Data shown:

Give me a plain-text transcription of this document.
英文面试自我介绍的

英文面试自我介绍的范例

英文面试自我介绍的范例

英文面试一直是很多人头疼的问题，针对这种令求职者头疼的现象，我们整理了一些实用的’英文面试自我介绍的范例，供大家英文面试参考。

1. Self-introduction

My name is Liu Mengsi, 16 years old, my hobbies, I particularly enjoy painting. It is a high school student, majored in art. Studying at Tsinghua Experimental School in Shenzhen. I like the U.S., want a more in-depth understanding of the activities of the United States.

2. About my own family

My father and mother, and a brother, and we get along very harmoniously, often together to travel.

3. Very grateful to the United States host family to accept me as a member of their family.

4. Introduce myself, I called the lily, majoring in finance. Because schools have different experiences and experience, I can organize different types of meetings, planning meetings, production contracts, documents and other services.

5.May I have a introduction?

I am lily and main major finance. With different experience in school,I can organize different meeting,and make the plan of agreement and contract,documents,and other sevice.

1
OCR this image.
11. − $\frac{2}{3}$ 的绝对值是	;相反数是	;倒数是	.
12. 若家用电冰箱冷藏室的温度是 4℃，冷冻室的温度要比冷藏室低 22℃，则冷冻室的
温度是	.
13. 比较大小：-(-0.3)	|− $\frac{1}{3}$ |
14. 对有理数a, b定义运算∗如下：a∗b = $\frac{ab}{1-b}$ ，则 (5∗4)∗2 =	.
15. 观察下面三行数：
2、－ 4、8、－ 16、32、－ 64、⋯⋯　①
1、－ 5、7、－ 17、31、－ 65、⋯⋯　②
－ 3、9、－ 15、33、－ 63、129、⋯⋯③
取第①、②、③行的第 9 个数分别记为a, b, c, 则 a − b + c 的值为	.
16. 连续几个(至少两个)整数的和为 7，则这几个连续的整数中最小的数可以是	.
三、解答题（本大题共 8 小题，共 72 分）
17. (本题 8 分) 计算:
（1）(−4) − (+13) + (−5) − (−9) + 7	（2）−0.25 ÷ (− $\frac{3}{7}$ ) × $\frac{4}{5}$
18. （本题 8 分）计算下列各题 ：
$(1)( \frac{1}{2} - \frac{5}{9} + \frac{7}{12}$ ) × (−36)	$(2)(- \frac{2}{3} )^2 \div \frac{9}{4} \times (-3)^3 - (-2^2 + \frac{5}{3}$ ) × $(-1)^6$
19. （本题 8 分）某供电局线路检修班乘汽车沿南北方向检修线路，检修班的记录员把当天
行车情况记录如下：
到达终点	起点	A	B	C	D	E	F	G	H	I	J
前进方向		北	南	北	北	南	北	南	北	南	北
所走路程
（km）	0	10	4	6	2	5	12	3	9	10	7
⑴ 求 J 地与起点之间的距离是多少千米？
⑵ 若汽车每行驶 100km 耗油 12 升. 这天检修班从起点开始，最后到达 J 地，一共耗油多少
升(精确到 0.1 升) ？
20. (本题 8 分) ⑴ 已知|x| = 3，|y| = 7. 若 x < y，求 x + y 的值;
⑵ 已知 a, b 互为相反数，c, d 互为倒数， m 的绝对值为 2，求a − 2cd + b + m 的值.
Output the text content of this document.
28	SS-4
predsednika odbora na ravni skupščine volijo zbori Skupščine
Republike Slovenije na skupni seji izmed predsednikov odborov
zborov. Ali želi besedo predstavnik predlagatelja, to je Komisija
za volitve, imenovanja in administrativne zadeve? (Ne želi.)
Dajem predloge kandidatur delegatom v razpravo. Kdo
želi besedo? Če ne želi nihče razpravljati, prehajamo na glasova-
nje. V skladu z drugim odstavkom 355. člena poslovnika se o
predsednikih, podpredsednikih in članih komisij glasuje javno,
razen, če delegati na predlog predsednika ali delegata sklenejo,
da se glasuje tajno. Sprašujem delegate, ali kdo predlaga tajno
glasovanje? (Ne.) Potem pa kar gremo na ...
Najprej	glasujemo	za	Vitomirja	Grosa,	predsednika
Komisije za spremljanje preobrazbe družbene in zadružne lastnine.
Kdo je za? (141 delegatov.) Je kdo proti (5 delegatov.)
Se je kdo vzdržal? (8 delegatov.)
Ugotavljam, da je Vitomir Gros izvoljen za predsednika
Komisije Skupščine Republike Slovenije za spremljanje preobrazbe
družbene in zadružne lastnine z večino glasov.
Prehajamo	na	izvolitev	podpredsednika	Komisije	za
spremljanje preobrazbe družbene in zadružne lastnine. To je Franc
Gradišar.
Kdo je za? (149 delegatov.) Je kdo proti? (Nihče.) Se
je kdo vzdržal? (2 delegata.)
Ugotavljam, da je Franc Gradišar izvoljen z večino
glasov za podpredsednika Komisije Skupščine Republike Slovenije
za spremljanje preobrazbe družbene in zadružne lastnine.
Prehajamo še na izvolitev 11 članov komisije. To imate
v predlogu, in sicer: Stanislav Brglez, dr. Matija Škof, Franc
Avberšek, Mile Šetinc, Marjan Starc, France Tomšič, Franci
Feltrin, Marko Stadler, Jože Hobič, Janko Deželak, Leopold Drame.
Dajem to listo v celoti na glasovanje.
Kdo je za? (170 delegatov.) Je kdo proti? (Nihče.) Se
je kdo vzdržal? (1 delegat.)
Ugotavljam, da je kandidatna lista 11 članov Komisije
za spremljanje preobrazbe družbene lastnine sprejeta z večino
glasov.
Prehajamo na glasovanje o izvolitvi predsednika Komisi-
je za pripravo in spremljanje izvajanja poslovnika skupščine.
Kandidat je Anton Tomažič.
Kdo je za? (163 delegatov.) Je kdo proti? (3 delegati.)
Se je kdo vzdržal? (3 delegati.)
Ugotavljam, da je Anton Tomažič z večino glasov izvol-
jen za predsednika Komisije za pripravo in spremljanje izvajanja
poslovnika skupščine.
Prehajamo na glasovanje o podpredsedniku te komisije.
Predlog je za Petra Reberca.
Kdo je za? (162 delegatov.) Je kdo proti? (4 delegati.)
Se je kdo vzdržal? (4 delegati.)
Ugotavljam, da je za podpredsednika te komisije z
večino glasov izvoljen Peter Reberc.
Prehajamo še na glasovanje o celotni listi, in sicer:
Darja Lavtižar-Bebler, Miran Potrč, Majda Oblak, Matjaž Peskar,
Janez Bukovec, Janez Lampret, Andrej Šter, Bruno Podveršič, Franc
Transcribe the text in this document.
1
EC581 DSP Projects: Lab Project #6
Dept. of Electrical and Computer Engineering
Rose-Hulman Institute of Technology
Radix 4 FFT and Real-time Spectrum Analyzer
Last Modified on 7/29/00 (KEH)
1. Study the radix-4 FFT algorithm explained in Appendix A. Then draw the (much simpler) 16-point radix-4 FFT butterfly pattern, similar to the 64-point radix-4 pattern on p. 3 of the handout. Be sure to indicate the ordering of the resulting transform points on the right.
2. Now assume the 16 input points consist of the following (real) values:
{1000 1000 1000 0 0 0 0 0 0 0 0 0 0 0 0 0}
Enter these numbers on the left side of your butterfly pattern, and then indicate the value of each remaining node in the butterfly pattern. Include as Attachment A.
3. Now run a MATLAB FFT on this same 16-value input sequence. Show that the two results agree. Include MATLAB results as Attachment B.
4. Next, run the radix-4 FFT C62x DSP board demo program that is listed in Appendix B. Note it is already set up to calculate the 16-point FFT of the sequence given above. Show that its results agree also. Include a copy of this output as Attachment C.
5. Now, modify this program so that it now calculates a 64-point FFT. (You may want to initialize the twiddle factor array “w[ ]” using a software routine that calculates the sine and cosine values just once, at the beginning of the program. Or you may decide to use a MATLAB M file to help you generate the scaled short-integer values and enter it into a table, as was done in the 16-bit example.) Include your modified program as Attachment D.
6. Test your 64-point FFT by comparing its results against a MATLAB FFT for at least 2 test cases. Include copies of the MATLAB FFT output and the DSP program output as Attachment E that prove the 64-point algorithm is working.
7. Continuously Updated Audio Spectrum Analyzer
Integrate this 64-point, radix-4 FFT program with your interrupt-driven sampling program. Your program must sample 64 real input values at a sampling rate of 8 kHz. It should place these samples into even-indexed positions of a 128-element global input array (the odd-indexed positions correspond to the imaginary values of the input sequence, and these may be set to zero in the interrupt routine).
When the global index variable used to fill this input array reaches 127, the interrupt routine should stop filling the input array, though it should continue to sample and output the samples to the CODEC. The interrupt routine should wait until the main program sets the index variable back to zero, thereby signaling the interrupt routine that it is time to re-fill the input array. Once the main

What you should do:
In the entries above, identify every line with the word "družbene". Copy those lines.

Complete answer:
Komisije za spremljanje preobrazbe družbene in zadružne lastnine.
družbene in zadružne lastnine z večino glasov.
spremljanje preobrazbe družbene in zadružne lastnine. To je Franc
za spremljanje preobrazbe družbene in zadružne lastnine.
za spremljanje preobrazbe družbene lastnine sprejeta z večino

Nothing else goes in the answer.